- **EXERCISE**
For each line that holds "this", copy the line out.

- **PROVIDED DATA**

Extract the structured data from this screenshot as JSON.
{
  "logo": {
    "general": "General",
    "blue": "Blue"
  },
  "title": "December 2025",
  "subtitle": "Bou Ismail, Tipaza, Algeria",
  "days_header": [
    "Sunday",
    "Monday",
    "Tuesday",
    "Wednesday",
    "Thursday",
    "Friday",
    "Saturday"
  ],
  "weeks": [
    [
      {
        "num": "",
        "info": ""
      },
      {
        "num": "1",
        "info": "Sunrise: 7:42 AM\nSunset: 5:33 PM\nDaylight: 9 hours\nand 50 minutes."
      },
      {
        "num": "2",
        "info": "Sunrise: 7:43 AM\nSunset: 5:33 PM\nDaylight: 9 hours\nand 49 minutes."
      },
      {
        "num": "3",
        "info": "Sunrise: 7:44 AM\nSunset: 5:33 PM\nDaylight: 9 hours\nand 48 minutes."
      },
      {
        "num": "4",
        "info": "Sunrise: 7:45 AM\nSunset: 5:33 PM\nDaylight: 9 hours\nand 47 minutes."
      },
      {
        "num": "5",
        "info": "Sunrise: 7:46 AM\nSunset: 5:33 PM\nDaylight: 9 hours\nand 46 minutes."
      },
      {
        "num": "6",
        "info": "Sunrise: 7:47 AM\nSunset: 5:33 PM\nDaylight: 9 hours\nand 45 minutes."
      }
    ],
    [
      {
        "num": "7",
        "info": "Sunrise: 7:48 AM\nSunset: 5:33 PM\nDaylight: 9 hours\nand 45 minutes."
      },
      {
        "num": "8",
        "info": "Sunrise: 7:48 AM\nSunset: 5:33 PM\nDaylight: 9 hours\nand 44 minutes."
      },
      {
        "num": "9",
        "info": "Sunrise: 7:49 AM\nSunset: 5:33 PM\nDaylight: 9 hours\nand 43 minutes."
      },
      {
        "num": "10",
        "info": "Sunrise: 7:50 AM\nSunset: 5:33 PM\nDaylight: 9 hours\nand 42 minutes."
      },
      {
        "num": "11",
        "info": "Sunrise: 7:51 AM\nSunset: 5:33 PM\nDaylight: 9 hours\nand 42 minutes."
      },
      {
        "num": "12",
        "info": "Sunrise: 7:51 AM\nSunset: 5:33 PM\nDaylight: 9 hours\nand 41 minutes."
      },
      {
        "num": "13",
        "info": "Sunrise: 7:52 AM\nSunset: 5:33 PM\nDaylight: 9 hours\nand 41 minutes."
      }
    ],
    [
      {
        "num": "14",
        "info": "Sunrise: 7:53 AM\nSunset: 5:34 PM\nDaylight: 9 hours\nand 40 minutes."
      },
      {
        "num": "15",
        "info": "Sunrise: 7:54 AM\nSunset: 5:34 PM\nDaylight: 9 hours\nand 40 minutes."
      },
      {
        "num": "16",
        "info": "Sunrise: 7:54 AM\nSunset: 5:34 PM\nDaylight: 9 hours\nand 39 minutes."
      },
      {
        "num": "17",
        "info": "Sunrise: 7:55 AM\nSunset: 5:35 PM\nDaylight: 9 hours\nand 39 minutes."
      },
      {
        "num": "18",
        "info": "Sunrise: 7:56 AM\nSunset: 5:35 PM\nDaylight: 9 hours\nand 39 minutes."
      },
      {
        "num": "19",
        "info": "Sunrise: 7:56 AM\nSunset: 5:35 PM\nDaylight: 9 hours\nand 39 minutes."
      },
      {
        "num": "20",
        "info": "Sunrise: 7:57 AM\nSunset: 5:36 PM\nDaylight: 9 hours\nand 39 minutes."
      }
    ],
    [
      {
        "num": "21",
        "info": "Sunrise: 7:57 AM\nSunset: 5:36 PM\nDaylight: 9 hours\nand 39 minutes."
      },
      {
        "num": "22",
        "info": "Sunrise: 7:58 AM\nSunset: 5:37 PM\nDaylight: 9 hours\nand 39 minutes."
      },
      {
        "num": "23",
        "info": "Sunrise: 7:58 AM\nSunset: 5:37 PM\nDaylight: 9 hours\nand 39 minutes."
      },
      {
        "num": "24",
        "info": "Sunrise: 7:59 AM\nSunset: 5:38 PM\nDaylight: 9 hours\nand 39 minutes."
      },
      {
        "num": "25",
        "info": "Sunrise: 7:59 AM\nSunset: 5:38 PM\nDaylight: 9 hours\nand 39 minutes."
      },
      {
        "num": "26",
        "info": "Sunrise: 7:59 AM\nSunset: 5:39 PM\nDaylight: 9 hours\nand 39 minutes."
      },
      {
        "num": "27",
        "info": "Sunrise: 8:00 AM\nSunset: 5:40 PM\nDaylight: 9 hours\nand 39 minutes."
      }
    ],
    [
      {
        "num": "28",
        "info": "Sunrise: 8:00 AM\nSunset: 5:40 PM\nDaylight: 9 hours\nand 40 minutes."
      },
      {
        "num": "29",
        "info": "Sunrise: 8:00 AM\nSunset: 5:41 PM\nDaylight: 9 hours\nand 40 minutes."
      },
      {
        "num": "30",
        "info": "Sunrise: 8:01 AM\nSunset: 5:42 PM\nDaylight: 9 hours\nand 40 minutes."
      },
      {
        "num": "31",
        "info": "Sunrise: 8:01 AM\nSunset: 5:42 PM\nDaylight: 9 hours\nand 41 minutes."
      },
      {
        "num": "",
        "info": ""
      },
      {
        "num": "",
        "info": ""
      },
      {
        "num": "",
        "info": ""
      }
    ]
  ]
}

==

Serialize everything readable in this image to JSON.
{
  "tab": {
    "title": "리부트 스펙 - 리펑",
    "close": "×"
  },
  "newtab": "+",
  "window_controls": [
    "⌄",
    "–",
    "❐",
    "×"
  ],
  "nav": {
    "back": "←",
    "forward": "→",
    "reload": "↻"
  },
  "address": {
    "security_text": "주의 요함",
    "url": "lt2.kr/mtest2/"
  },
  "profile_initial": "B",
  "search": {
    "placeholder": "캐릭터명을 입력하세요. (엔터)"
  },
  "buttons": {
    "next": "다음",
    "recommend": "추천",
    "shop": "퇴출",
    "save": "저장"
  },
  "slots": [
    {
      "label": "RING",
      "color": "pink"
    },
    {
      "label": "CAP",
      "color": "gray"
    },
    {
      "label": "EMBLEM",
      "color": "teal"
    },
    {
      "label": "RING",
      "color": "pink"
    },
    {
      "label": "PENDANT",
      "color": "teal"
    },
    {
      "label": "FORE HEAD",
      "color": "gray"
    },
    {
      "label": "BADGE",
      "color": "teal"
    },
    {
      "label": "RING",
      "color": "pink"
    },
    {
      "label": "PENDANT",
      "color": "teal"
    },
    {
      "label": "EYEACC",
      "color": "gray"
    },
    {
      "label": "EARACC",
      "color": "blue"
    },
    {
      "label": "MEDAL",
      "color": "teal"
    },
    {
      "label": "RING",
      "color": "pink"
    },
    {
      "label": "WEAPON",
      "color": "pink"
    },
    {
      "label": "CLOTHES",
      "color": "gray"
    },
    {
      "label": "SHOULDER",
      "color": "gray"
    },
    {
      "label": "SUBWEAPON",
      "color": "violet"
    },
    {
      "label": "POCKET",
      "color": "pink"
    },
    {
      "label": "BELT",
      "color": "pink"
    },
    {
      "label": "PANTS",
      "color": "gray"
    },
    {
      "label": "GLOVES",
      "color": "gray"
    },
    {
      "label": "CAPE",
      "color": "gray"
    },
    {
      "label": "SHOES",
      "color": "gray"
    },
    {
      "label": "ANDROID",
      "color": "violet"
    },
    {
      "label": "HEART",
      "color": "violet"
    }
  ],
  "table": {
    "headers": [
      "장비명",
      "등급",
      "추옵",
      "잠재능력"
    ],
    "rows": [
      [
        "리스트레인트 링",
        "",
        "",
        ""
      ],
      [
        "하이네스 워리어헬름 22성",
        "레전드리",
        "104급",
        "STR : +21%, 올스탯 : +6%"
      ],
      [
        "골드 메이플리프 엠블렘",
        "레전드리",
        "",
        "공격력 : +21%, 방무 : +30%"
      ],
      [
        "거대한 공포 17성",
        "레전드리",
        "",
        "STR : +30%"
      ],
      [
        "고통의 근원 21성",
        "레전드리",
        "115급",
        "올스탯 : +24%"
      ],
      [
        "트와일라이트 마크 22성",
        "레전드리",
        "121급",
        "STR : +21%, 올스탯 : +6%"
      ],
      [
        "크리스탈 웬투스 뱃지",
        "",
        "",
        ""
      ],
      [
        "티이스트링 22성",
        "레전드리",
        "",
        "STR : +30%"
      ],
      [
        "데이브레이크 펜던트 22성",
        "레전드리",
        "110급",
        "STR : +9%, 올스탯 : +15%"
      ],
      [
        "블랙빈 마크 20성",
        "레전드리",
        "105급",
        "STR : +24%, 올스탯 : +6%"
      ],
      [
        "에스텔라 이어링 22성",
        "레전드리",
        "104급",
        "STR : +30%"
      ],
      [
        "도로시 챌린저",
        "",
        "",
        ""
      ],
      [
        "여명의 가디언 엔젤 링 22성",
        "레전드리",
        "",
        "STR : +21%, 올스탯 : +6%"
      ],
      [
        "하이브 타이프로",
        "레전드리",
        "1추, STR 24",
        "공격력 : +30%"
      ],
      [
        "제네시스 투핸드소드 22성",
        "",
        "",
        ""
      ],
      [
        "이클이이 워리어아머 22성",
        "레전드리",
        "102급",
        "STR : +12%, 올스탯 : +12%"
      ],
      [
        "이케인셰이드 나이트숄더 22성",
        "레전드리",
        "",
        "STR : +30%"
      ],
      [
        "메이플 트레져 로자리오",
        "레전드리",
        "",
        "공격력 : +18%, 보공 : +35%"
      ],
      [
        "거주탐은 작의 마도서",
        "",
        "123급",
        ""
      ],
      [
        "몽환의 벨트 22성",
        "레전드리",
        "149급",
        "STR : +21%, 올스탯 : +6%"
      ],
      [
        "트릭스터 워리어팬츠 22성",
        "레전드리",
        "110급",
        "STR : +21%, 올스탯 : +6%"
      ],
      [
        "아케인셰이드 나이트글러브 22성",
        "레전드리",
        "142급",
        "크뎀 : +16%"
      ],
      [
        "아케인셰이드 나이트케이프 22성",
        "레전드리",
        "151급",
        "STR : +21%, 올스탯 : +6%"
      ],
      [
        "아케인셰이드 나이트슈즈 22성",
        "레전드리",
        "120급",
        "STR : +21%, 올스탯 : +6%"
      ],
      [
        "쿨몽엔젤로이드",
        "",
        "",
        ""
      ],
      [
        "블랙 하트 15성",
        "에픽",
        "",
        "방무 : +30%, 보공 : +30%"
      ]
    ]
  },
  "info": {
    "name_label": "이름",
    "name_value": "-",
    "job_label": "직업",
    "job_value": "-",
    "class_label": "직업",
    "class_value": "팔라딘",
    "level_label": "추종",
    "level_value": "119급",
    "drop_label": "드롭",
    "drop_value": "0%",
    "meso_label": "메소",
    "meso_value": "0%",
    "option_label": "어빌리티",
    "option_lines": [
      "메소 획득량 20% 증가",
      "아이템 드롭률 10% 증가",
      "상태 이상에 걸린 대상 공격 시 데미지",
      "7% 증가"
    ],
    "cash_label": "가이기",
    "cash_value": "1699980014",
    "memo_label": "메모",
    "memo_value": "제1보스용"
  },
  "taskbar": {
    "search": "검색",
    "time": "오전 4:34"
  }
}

- **RESULT**
Extract the structured data from this screenshot as JSON.
Serialize everything readable in this image to JSON.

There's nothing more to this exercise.